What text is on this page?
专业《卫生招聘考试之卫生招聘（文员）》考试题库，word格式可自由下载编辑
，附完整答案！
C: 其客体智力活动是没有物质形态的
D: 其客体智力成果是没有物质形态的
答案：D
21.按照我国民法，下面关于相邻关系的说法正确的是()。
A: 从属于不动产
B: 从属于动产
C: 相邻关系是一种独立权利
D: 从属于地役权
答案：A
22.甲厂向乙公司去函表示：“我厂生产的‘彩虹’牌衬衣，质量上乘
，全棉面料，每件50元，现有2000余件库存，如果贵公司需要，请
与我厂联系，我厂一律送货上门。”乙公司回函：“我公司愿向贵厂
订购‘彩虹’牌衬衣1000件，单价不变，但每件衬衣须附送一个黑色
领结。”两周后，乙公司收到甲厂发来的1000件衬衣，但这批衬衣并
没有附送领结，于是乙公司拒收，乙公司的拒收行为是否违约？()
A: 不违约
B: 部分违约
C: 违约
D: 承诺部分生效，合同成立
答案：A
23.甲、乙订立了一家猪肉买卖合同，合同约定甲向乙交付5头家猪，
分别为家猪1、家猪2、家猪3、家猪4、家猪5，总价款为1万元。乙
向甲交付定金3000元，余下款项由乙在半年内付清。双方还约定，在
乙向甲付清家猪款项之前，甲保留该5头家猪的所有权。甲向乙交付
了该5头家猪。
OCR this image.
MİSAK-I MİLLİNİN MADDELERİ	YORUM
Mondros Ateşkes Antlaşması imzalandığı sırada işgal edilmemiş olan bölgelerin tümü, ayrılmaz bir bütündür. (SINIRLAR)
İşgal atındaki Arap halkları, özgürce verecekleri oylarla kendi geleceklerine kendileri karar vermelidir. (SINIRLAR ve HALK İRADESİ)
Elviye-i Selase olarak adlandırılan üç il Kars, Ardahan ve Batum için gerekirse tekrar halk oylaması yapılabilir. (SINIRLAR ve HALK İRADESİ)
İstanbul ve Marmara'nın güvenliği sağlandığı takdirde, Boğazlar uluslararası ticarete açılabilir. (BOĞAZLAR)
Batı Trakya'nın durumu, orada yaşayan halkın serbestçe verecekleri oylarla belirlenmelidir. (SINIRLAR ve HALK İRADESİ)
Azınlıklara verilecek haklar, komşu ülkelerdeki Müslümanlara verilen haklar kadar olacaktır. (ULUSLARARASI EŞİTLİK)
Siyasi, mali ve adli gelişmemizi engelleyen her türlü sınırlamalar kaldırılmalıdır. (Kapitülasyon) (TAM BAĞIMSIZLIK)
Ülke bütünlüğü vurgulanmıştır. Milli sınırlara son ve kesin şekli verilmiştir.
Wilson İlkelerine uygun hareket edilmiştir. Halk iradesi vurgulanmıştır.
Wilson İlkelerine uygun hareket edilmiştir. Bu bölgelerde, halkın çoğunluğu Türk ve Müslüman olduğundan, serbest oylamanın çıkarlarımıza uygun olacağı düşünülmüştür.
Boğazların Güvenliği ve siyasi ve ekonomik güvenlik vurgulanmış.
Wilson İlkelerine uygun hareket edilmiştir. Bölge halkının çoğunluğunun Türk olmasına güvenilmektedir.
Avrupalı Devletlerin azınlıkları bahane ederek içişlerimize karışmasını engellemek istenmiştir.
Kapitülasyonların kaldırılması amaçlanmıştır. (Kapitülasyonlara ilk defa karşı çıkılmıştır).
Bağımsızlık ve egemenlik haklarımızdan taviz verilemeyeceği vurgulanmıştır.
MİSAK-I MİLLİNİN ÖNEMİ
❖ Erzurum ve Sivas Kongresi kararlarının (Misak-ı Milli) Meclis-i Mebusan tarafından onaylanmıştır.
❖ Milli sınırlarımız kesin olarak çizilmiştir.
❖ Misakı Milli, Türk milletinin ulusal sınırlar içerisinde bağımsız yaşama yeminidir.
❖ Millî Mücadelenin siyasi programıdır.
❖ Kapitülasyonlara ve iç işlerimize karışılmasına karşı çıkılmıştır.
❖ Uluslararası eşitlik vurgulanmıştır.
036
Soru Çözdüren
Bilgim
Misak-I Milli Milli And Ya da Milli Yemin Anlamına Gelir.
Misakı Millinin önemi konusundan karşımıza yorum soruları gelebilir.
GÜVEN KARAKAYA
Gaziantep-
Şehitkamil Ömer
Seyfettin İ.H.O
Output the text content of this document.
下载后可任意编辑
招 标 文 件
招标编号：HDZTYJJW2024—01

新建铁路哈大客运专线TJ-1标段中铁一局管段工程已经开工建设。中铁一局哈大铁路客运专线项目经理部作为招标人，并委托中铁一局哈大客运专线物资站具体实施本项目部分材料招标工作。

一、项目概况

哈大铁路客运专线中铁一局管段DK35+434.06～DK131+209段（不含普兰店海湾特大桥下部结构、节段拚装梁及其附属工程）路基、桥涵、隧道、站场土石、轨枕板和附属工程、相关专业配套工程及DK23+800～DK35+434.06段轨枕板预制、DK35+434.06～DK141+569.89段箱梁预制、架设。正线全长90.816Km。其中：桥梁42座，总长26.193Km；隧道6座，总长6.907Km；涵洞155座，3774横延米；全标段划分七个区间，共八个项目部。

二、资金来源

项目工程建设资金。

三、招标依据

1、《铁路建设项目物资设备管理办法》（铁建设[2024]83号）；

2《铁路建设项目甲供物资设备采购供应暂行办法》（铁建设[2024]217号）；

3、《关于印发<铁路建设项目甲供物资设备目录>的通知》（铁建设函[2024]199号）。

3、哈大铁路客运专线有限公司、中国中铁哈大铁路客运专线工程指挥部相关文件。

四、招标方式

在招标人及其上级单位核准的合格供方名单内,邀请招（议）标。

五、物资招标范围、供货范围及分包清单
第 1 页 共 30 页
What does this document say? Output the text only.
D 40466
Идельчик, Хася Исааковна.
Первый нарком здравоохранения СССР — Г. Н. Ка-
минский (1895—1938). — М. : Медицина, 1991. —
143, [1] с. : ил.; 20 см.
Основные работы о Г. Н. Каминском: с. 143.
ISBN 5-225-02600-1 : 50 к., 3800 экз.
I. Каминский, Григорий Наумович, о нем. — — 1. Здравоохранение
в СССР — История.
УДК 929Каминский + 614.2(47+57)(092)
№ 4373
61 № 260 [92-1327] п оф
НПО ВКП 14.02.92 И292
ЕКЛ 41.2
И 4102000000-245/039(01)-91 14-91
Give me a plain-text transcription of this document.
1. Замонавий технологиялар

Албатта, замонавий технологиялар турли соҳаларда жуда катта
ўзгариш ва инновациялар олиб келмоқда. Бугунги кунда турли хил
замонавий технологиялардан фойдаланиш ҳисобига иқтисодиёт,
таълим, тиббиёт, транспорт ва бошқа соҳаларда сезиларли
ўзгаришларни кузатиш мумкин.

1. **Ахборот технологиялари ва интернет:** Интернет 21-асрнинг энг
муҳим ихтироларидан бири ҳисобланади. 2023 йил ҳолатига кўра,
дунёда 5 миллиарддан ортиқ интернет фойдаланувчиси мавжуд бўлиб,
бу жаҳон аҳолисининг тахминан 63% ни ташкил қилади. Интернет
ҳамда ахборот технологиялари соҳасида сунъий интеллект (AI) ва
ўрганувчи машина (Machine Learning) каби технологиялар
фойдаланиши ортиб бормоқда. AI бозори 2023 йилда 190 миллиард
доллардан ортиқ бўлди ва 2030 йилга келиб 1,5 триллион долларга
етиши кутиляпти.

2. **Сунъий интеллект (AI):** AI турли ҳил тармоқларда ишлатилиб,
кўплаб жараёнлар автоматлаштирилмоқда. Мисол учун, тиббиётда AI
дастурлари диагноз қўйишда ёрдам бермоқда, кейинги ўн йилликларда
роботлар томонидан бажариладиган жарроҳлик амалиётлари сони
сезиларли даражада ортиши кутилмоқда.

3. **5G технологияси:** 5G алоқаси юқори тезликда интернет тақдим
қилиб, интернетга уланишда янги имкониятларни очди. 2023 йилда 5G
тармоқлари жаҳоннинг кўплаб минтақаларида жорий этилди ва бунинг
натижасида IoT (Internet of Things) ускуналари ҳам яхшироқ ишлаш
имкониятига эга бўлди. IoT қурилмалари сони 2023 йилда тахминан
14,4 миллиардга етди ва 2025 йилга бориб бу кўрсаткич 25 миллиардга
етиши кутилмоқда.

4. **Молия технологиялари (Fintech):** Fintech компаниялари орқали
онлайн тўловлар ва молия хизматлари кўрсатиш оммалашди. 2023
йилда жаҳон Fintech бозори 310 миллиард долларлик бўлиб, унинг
━━━
# WRITTEN TASK:
Check each line in the listing above for the string "kesin", then report how many lines contain it, with no other text.

# RESPONSE:
2